- _Work to complete_
All of the material below is to be restated word for word, apart from the pictures.

- _Data supplied_
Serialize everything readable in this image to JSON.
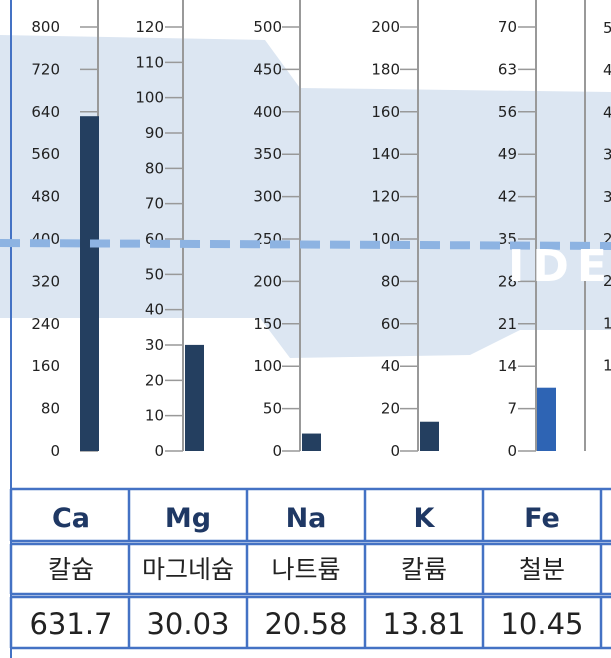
{
  "chart_data": {
    "type": "bar",
    "columns": [
      {
        "symbol": "Ca",
        "name": "칼슘",
        "value": 631.7,
        "display": "631.7",
        "ticks": [
          0,
          80,
          160,
          240,
          320,
          400,
          480,
          560,
          640,
          720,
          800
        ],
        "ymax": 800,
        "color": "#243f60"
      },
      {
        "symbol": "Mg",
        "name": "마그네슘",
        "value": 30.03,
        "display": "30.03",
        "ticks": [
          0,
          10,
          20,
          30,
          40,
          50,
          60,
          70,
          80,
          90,
          100,
          110,
          120
        ],
        "ymax": 120,
        "color": "#243f60"
      },
      {
        "symbol": "Na",
        "name": "나트륨",
        "value": 20.58,
        "display": "20.58",
        "ticks": [
          0,
          50,
          100,
          150,
          200,
          250,
          300,
          350,
          400,
          450,
          500
        ],
        "ymax": 500,
        "color": "#243f60"
      },
      {
        "symbol": "K",
        "name": "칼륨",
        "value": 13.81,
        "display": "13.81",
        "ticks": [
          0,
          20,
          40,
          60,
          80,
          100,
          120,
          140,
          160,
          180,
          200
        ],
        "ymax": 200,
        "color": "#243f60"
      },
      {
        "symbol": "Fe",
        "name": "철분",
        "value": 10.45,
        "display": "10.45",
        "ticks": [
          0,
          7,
          14,
          21,
          28,
          35,
          42,
          49,
          56,
          63,
          70
        ],
        "ymax": 70,
        "color": "#2e64b4"
      }
    ],
    "partial_ticks": [
      "5",
      "4",
      "4",
      "3",
      "3",
      "2",
      "2",
      "1",
      "1"
    ],
    "reference_line": {
      "Ca": 400,
      "Mg": 58,
      "Na": 240,
      "K": 96,
      "Fe": 34
    },
    "watermark": "IDE",
    "grid": false
  },
  "colors": {
    "band": "#dce6f2",
    "refline": "#8db3e2",
    "table_border": "#4472c4",
    "header_text": "#1f3864",
    "axis": "#999999"
  }
}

- _Complete output_
Serialize everything readable in this image to JSON.
{
  "chart_data": {
    "type": "bar",
    "columns": [
      {
        "symbol": "Ca",
        "name": "칼슘",
        "value": 631.7,
        "display": "631.7",
        "ticks": [
          0,
          80,
          160,
          240,
          320,
          400,
          480,
          560,
          640,
          720,
          800
        ],
        "ymax": 800,
        "color": "#243f60"
      },
      {
        "symbol": "Mg",
        "name": "마그네슘",
        "value": 30.03,
        "display": "30.03",
        "ticks": [
          0,
          10,
          20,
          30,
          40,
          50,
          60,
          70,
          80,
          90,
          100,
          110,
          120
        ],
        "ymax": 120,
        "color": "#243f60"
      },
      {
        "symbol": "Na",
        "name": "나트륨",
        "value": 20.58,
        "display": "20.58",
        "ticks": [
          0,
          50,
          100,
          150,
          200,
          250,
          300,
          350,
          400,
          450,
          500
        ],
        "ymax": 500,
        "color": "#243f60"
      },
      {
        "symbol": "K",
        "name": "칼륨",
        "value": 13.81,
        "display": "13.81",
        "ticks": [
          0,
          20,
          40,
          60,
          80,
          100,
          120,
          140,
          160,
          180,
          200
        ],
        "ymax": 200,
        "color": "#243f60"
      },
      {
        "symbol": "Fe",
        "name": "철분",
        "value": 10.45,
        "display": "10.45",
        "ticks": [
          0,
          7,
          14,
          21,
          28,
          35,
          42,
          49,
          56,
          63,
          70
        ],
        "ymax": 70,
        "color": "#2e64b4"
      }
    ],
    "partial_ticks": [
      "5",
      "4",
      "4",
      "3",
      "3",
      "2",
      "2",
      "1",
      "1"
    ],
    "reference_line": {
      "Ca": 400,
      "Mg": 58,
      "Na": 240,
      "K": 96,
      "Fe": 34
    },
    "watermark": "IDE",
    "grid": false
  },
  "colors": {
    "band": "#dce6f2",
    "refline": "#8db3e2",
    "table_border": "#4472c4",
    "header_text": "#1f3864",
    "axis": "#999999"
  }
}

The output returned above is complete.